GIVEN PROBLEM |
What follows is a listing to be transcribed exactly.

Data listing:
## start
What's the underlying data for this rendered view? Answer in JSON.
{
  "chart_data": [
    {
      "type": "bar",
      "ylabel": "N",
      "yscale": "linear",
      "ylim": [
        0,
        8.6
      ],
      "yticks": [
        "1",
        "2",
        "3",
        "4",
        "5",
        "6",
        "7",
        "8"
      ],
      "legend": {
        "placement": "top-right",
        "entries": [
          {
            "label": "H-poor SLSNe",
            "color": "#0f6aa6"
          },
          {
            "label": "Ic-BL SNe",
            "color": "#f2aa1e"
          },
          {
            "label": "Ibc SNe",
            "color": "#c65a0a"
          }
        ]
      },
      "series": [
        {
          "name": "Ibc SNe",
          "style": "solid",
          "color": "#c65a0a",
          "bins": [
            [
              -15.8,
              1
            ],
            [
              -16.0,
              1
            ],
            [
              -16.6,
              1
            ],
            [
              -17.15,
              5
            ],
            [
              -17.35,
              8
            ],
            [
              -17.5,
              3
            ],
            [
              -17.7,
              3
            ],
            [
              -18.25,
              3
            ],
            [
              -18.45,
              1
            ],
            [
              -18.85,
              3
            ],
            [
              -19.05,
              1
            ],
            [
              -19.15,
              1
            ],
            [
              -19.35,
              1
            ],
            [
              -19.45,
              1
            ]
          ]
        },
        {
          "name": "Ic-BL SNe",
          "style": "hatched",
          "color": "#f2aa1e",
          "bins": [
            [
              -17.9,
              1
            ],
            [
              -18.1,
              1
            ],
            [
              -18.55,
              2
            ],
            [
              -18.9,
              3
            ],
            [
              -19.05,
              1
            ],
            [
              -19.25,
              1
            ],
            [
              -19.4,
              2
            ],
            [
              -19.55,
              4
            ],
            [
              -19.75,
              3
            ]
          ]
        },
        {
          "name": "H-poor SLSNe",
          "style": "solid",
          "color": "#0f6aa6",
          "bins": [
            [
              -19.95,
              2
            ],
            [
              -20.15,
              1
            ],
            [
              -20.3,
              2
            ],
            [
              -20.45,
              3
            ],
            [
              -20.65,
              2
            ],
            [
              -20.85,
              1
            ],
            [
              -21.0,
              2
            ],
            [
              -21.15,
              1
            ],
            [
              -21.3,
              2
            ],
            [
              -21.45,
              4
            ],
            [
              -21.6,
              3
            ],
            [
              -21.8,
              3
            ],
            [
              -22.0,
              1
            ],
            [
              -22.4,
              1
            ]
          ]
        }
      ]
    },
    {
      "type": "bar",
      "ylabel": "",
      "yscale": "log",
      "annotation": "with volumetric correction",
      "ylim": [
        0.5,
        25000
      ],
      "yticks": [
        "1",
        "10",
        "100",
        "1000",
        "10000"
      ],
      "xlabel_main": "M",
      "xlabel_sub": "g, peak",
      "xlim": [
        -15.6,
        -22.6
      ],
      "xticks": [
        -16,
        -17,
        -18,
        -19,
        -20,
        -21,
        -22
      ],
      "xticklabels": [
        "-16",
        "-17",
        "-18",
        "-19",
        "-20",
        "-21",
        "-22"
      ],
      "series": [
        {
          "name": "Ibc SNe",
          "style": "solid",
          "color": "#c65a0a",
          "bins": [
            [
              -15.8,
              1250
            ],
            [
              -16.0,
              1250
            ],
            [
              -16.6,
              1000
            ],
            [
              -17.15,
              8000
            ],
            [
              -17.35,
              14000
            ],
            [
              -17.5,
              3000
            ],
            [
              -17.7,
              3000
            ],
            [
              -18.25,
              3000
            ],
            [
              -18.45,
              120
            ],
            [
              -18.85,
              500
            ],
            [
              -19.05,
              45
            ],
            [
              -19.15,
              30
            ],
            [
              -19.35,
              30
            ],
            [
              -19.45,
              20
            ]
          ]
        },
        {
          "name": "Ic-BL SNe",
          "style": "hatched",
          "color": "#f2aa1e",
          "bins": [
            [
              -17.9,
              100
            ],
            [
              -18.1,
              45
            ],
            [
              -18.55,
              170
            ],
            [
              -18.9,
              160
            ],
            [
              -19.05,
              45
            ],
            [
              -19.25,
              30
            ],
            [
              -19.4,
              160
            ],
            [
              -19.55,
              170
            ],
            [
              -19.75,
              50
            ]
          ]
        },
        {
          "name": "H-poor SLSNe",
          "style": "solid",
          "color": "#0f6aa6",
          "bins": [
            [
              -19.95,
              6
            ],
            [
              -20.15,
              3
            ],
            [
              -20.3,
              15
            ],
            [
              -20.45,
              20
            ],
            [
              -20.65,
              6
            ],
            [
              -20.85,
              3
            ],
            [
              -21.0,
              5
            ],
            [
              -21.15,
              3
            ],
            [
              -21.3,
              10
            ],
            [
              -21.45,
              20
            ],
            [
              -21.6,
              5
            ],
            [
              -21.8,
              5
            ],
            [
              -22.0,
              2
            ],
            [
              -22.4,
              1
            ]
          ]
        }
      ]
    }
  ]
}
## end
RIGHT ANSWER |
What's the underlying data for this rendered view? Answer in JSON.
{
  "chart_data": [
    {
      "type": "bar",
      "ylabel": "N",
      "yscale": "linear",
      "ylim": [
        0,
        8.6
      ],
      "yticks": [
        "1",
        "2",
        "3",
        "4",
        "5",
        "6",
        "7",
        "8"
      ],
      "legend": {
        "placement": "top-right",
        "entries": [
          {
            "label": "H-poor SLSNe",
            "color": "#0f6aa6"
          },
          {
            "label": "Ic-BL SNe",
            "color": "#f2aa1e"
          },
          {
            "label": "Ibc SNe",
            "color": "#c65a0a"
          }
        ]
      },
      "series": [
        {
          "name": "Ibc SNe",
          "style": "solid",
          "color": "#c65a0a",
          "bins": [
            [
              -15.8,
              1
            ],
            [
              -16.0,
              1
            ],
            [
              -16.6,
              1
            ],
            [
              -17.15,
              5
            ],
            [
              -17.35,
              8
            ],
            [
              -17.5,
              3
            ],
            [
              -17.7,
              3
            ],
            [
              -18.25,
              3
            ],
            [
              -18.45,
              1
            ],
            [
              -18.85,
              3
            ],
            [
              -19.05,
              1
            ],
            [
              -19.15,
              1
            ],
            [
              -19.35,
              1
            ],
            [
              -19.45,
              1
            ]
          ]
        },
        {
          "name": "Ic-BL SNe",
          "style": "hatched",
          "color": "#f2aa1e",
          "bins": [
            [
              -17.9,
              1
            ],
            [
              -18.1,
              1
            ],
            [
              -18.55,
              2
            ],
            [
              -18.9,
              3
            ],
            [
              -19.05,
              1
            ],
            [
              -19.25,
              1
            ],
            [
              -19.4,
              2
            ],
            [
              -19.55,
              4
            ],
            [
              -19.75,
              3
            ]
          ]
        },
        {
          "name": "H-poor SLSNe",
          "style": "solid",
          "color": "#0f6aa6",
          "bins": [
            [
              -19.95,
              2
            ],
            [
              -20.15,
              1
            ],
            [
              -20.3,
              2
            ],
            [
              -20.45,
              3
            ],
            [
              -20.65,
              2
            ],
            [
              -20.85,
              1
            ],
            [
              -21.0,
              2
            ],
            [
              -21.15,
              1
            ],
            [
              -21.3,
              2
            ],
            [
              -21.45,
              4
            ],
            [
              -21.6,
              3
            ],
            [
              -21.8,
              3
            ],
            [
              -22.0,
              1
            ],
            [
              -22.4,
              1
            ]
          ]
        }
      ]
    },
    {
      "type": "bar",
      "ylabel": "",
      "yscale": "log",
      "annotation": "with volumetric correction",
      "ylim": [
        0.5,
        25000
      ],
      "yticks": [
        "1",
        "10",
        "100",
        "1000",
        "10000"
      ],
      "xlabel_main": "M",
      "xlabel_sub": "g, peak",
      "xlim": [
        -15.6,
        -22.6
      ],
      "xticks": [
        -16,
        -17,
        -18,
        -19,
        -20,
        -21,
        -22
      ],
      "xticklabels": [
        "-16",
        "-17",
        "-18",
        "-19",
        "-20",
        "-21",
        "-22"
      ],
      "series": [
        {
          "name": "Ibc SNe",
          "style": "solid",
          "color": "#c65a0a",
          "bins": [
            [
              -15.8,
              1250
            ],
            [
              -16.0,
              1250
            ],
            [
              -16.6,
              1000
            ],
            [
              -17.15,
              8000
            ],
            [
              -17.35,
              14000
            ],
            [
              -17.5,
              3000
            ],
            [
              -17.7,
              3000
            ],
            [
              -18.25,
              3000
            ],
            [
              -18.45,
              120
            ],
            [
              -18.85,
              500
            ],
            [
              -19.05,
              45
            ],
            [
              -19.15,
              30
            ],
            [
              -19.35,
              30
            ],
            [
              -19.45,
              20
            ]
          ]
        },
        {
          "name": "Ic-BL SNe",
          "style": "hatched",
          "color": "#f2aa1e",
          "bins": [
            [
              -17.9,
              100
            ],
            [
              -18.1,
              45
            ],
            [
              -18.55,
              170
            ],
            [
              -18.9,
              160
            ],
            [
              -19.05,
              45
            ],
            [
              -19.25,
              30
            ],
            [
              -19.4,
              160
            ],
            [
              -19.55,
              170
            ],
            [
              -19.75,
              50
            ]
          ]
        },
        {
          "name": "H-poor SLSNe",
          "style": "solid",
          "color": "#0f6aa6",
          "bins": [
            [
              -19.95,
              6
            ],
            [
              -20.15,
              3
            ],
            [
              -20.3,
              15
            ],
            [
              -20.45,
              20
            ],
            [
              -20.65,
              6
            ],
            [
              -20.85,
              3
            ],
            [
              -21.0,
              5
            ],
            [
              -21.15,
              3
            ],
            [
              -21.3,
              10
            ],
            [
              -21.45,
              20
            ],
            [
              -21.6,
              5
            ],
            [
              -21.8,
              5
            ],
            [
              -22.0,
              2
            ],
            [
              -22.4,
              1
            ]
          ]
        }
      ]
    }
  ]
}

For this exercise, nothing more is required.